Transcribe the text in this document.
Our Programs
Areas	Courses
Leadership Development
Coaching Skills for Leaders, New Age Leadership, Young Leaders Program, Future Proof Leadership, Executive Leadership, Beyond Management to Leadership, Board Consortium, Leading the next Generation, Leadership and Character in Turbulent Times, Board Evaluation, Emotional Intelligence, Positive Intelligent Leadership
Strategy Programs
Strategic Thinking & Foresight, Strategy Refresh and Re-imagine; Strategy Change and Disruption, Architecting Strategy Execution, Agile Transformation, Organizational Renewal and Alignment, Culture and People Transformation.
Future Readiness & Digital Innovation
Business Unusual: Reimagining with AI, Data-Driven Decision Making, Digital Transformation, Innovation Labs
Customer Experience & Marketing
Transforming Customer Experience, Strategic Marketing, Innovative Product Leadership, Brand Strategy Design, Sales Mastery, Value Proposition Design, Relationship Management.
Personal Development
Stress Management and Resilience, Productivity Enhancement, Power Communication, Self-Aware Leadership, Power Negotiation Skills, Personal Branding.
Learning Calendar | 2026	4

- - - - -

> DIRECTIONS
In the listing above, find each line with the word "Development" and copy it.

> SOLUTION
Leadership Development
Personal Development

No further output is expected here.